Work instructions:
• A. According to the skincare shelf-life article, why can't the PAO symbol and "best before" dates be fully relied on? Answer in one to three sentences.
• B. In the skincare shelf-life article, what does the number followed by the letter M on the PAO symbol indicate?
• C. Proceed with the skincare shelf-life article from where it stops.

Source document:

= = = = = = =

Skincare 113: Product Shelf Life

We all buy skincare products we don’t end up using as often as we had originally intended. Maybe that moisturizer you’ve just bought isn’t rich enough, or you can’t help buying a new exfoliate even if you already have a few you haven’t finished yet, or you ended purchasing too many products at a sale and now have forgotten one or two of them in a drawer…

And when you finally decide to use them again, you are worried that, after so much time, they won’t be good anymore. Skincare products, just like makeup and food, can expire too and, when they do, not only they became ineffective, but they could also harbor bacteria that will cause an infection. So, how can you figure out if they are still safe to use?

In most countries, only over-the-counter drugs, such as sunscreens and anti-acne treatments, are required to have their expiration date printed on the packaging. In the European Union, instead, all cosmetic and skincare products need to display the PAO (Period After Opening) symbol both on the product container and on the box. This symbol is simply an open jar with a number followed by the letter M, which indicates for how many months the product will last once it has been opened. Products that last 30 months or slightly less, instead, are only required to display a “best before” date.

Samples and hair dyes, products in packs such as aerosols that have no contact with the air, and very long-lasting products which do not deteriorate over time don’t need to display the PAO symbol either. However useful both the PAO and “best before” dates are, it’s important to note that they don’t take into consideration how the product is stored and used by the consumers. If a product has been exposed to heat, light or bacteria for instance, it will lose its effectiveness and go bad sooner. Not to mention that, unless you use a product daily, you may not remember when you first opened it and the PAO symbol won’t be of any use to you anyway.

= = = = = = =

Document structure recognition data:
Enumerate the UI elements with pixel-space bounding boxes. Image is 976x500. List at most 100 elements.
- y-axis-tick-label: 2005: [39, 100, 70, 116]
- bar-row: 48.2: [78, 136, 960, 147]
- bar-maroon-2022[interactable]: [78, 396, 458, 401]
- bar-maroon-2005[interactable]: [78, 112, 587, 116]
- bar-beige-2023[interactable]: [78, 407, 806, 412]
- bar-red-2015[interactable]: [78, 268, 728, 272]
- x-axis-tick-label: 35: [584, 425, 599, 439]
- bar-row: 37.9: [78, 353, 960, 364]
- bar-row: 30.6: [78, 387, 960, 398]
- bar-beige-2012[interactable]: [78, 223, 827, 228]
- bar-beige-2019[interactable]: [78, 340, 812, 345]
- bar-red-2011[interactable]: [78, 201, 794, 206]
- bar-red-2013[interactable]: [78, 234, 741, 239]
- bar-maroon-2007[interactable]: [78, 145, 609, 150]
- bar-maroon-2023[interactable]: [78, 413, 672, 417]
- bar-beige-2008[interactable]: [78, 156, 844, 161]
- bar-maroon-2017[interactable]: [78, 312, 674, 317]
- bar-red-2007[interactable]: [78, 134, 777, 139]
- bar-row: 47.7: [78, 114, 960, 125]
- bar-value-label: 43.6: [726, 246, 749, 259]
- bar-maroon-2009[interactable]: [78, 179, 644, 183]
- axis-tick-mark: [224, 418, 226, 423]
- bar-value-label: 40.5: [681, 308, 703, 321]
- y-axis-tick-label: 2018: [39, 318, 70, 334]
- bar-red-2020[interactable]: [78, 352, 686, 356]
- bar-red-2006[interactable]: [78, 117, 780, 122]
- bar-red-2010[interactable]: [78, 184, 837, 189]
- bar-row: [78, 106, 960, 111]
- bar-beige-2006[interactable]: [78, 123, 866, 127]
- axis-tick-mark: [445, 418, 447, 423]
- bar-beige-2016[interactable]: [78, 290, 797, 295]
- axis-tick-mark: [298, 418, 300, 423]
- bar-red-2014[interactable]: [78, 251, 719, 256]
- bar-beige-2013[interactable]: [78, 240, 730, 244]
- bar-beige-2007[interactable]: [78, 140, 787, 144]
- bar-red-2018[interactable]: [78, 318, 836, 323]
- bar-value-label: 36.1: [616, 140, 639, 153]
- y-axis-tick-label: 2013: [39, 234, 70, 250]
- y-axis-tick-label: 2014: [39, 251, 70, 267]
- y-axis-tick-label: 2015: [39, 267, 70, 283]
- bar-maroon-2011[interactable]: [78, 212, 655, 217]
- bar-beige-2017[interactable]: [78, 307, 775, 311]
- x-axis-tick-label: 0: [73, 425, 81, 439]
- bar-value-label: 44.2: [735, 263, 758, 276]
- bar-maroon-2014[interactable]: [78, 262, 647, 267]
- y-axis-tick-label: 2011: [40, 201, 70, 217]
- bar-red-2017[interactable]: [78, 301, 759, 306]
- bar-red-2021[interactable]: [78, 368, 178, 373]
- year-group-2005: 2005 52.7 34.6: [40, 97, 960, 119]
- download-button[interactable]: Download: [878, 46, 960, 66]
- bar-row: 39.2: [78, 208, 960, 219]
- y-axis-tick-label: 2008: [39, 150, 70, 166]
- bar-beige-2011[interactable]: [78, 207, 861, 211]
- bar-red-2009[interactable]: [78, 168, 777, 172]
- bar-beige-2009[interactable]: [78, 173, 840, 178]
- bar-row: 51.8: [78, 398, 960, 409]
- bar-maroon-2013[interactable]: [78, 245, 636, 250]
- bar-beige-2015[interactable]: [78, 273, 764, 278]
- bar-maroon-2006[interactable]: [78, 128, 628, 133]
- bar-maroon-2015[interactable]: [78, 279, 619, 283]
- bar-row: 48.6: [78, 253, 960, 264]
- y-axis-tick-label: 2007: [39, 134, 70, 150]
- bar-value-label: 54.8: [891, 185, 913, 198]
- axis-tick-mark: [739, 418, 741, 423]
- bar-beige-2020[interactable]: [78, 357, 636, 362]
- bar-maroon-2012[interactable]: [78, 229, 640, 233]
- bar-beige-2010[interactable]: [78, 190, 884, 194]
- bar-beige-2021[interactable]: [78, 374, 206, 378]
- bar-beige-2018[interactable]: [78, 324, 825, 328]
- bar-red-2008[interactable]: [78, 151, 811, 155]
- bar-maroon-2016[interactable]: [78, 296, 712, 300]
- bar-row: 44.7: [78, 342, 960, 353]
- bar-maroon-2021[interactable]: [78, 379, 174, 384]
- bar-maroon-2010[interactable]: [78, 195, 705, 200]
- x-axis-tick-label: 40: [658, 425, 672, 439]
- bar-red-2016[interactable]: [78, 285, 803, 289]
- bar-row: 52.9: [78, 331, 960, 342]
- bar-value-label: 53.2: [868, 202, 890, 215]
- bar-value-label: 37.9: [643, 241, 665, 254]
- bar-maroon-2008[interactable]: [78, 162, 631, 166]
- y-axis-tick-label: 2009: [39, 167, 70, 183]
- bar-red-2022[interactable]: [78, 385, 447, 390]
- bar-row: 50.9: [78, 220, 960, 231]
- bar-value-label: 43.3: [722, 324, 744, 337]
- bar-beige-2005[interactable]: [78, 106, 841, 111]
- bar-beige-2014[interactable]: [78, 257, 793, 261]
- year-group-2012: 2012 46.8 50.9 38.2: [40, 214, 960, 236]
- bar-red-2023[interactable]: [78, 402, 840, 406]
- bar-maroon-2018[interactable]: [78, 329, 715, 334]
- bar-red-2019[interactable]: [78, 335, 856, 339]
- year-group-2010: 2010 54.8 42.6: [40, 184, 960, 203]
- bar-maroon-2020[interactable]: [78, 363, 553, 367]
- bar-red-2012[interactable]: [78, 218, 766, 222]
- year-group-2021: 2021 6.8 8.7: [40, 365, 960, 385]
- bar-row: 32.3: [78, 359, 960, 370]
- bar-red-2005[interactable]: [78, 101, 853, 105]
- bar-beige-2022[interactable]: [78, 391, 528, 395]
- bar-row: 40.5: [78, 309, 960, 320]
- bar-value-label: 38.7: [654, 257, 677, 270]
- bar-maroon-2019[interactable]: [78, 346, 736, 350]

= = = = = = =

Answers in order:
• A. These dates don't account for how a consumer stores and uses a product, and exposure to heat, light or bacteria makes it lose effectiveness and go bad sooner. Also, unless you use a product daily, you may not remember when you first opened it, so the PAO symbol won't help.

• B. It indicates for how many months the product will last once it has been opened.

• C.
Image from sunnielcos.blogspot.com

Rough skincare products expiration dates
As mentioned above, how long a skincare product lasts also depends on how it is stored and used, so the following expiration dates should be taken as general guides rather than exact indications:

Face and eye moisturizers: a simple, basic moisturizer that doesn’t contain any antioxidants, retinoids or sunscreen ingredients, and is packaged in an opaque tube or bottle, can last up to 18 months.

Creams and serums with antioxidants and retinoids: these ingredients can oxidize (i.e. lose their effectiveness) when exposed to light and air so, when packaged in a jar, they will last only for a month or so. If packaged in an opaque tube or bottle, their shelf-life can extend up to 9 months. After that time, your cream may still be good but only as a regular moisturizer with no anti-aging properties whatsoever.

Sunscreens: sunscreen ingredients too can deteriorate when exposed to light and air, so only buy those who come in opaque tubes and bottles. They usually last about a year, but some organic sunscreens can last for two, so make sure you check the label.

Organic products: organic products with weak or no preservative systems are more prone to bacteria contamination and only last up to 4-6 months, so use them quickly.

Anti-aging and acne treatments:Three months to a year. Antioxidants are easily oxidized, so be on the lookout for any changes in color.

5 signs your skincare product has gone bad
Because these rules are general and depend on different factors, it’s up to you to make the final call as to when a product has gone bad. How? By spotting any difference in how it looks and smells:

1. Has the product changed colour?: skincare products are sensitive to light. If it has taken on a yellowish or brown colour, it’s time to toss it.

2. Does it smell differently?: if it has a rancid, foul or just weird scent, throw it away.

3. Has it separated into two layers?: once the product has separated into two layers, you can’t simply shake them back together. You’ll have to throw it out.

4. Is the texture different?: if the consistency has become runny, lumpy, too thick or has changed in any way, then the product isn’t good anymore.

5. Black spots have appeared?: if you notice any black, fuzzy spots, then your product is very likely contaminated with bacteria and you should throw it in the bin straight away. If you use it, you’ll risk an infection.
How to make your skincare products last longer

1. Store your products away from light and heat: active ingredients such as antioxidants, retinoids and sunscreen agents deteriorate when exposed to light and heat. To make sure they remain effective for as long as possible, store them in a cool place away from light and heat, such as a drawer, a cabinet or even the fridge (especially if it’s a product you don’t use too often). For the same reason, it’s best to buy products packaged in opaque and air-tight tubes and bottles that will prevent light, heat and air, to get in contact with what’s inside.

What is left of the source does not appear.